> **SOURCE TEXT**
____________

You are viewing a plain text version of this content. The canonical link for it is here.
Posted to users@jackrabbit.apache.org by Paco Avila <mo...@gmail.com> on 2009/03/09 17:36:36 UTC

Datastore and garbage collection

I've reading http://wiki.apache.org/jackrabbit/DataStore and there is a
reference to "Running data store garbage collection". Actually do I need to
perform this task or is already implemented in the core?

-- 
Paco Avila
GIT Consultors
tel: +34 971 498310
fax: +34 971496189
e-mail: pavila@git.es
http://www.git.es

Re: Datastore and garbage collection

Posted by Paco Avila <mo...@gmail.com>.
This sounds interesting as a recommendation.

On Mon, Mar 9, 2009 at 7:55 PM, Jukka Zitting <ju...@gmail.com>wrote:

> Hi,
>
> On Mon, Mar 9, 2009 at 6:38 PM, Paco Avila <mo...@gmail.com> wrote:
> > Do you mean that GC only make sense if I delete documents from the
> > repository?
>
> Yes. I would even say that GC only makes sense if 1) you delete
> significant amounts of documents from the repository and 2) you add
> documents at an *exponential* rate that exceeds the growth in storage
> capacity.

____________

Element box records:
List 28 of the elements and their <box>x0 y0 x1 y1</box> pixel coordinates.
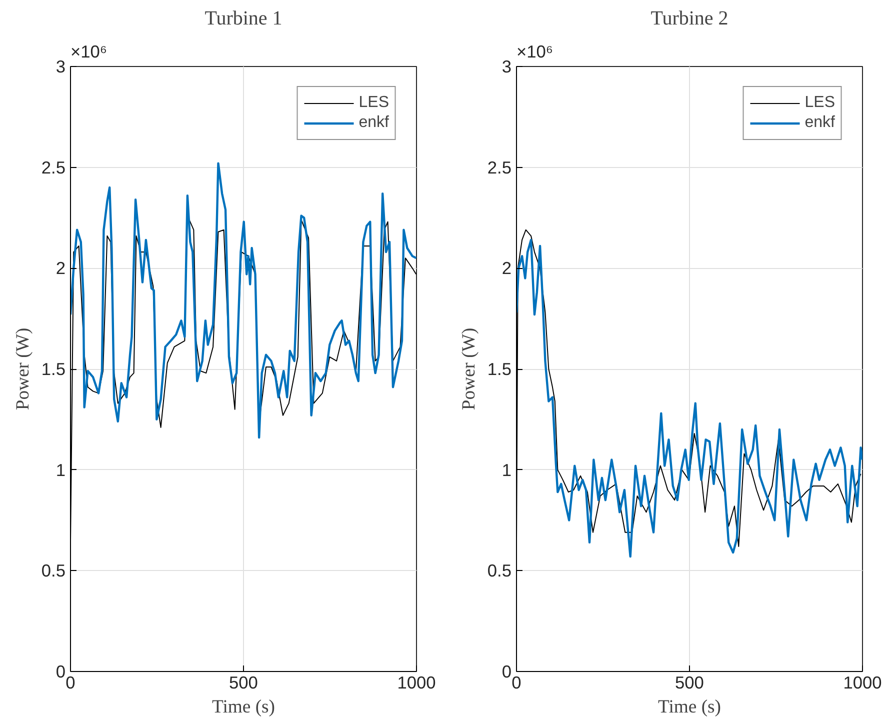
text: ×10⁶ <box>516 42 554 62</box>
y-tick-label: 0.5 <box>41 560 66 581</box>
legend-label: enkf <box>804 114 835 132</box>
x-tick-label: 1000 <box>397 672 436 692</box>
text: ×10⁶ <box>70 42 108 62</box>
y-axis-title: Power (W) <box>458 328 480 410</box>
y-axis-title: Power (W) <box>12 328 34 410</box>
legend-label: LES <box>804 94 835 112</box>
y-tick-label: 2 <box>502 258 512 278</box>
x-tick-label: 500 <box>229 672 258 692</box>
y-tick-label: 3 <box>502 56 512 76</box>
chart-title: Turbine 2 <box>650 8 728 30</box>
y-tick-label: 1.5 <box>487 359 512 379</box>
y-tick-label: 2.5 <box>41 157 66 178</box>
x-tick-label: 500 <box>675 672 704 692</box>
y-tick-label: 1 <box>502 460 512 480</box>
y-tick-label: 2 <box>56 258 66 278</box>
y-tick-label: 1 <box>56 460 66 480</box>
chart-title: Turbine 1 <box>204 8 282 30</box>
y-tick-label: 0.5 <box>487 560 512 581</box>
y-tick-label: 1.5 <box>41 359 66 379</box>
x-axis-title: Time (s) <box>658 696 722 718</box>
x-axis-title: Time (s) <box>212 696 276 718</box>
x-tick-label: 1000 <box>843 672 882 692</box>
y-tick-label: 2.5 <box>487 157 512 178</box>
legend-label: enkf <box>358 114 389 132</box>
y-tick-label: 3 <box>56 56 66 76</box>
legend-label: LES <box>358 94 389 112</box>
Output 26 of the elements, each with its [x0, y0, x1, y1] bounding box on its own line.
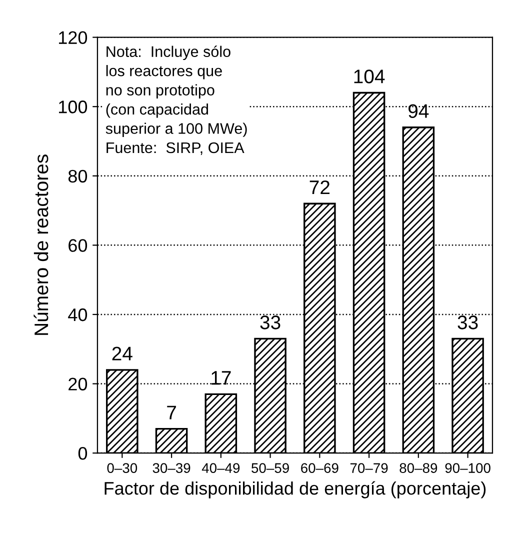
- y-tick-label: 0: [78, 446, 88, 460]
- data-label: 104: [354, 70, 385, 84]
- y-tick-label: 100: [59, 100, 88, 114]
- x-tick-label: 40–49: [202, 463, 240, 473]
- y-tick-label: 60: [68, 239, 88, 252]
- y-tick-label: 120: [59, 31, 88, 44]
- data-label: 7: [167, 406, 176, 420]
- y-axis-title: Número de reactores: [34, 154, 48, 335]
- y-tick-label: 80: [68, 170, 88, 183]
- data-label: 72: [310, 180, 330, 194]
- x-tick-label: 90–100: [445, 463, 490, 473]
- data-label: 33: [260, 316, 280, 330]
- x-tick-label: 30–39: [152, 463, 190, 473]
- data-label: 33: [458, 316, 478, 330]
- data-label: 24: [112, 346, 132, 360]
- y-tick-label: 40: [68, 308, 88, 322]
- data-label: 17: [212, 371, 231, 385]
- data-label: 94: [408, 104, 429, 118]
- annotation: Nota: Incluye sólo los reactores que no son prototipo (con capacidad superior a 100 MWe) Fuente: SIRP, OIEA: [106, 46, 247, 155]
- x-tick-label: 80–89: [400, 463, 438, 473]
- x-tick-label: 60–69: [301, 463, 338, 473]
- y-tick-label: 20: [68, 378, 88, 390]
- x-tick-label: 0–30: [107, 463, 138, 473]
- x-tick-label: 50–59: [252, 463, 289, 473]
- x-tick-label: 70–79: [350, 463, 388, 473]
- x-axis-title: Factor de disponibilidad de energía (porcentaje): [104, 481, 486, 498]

____________

> **TO BE DONE**
**a)** Translate into Spanish this sentence from the garbage collection thread: "This sounds interesting as a recommendation."
**b)** Answer these questions using the garbage collection thread.
(i) Which wiki page did Paco Avila say he had been reading?
(ii) On what date was the first message posted to the mailing list?
(iii) According to Jukka Zitting, at what rate would documents need to be added for GC to make sense?

> **ANSWERS PROVIDED**
**a)** Esto suena interesante como recomendación.

**b)**
(i) http://wiki.apache.org/jackrabbit/DataStore
(ii) 2009/03/09
(iii) At an exponential rate that exceeds the growth in storage capacity.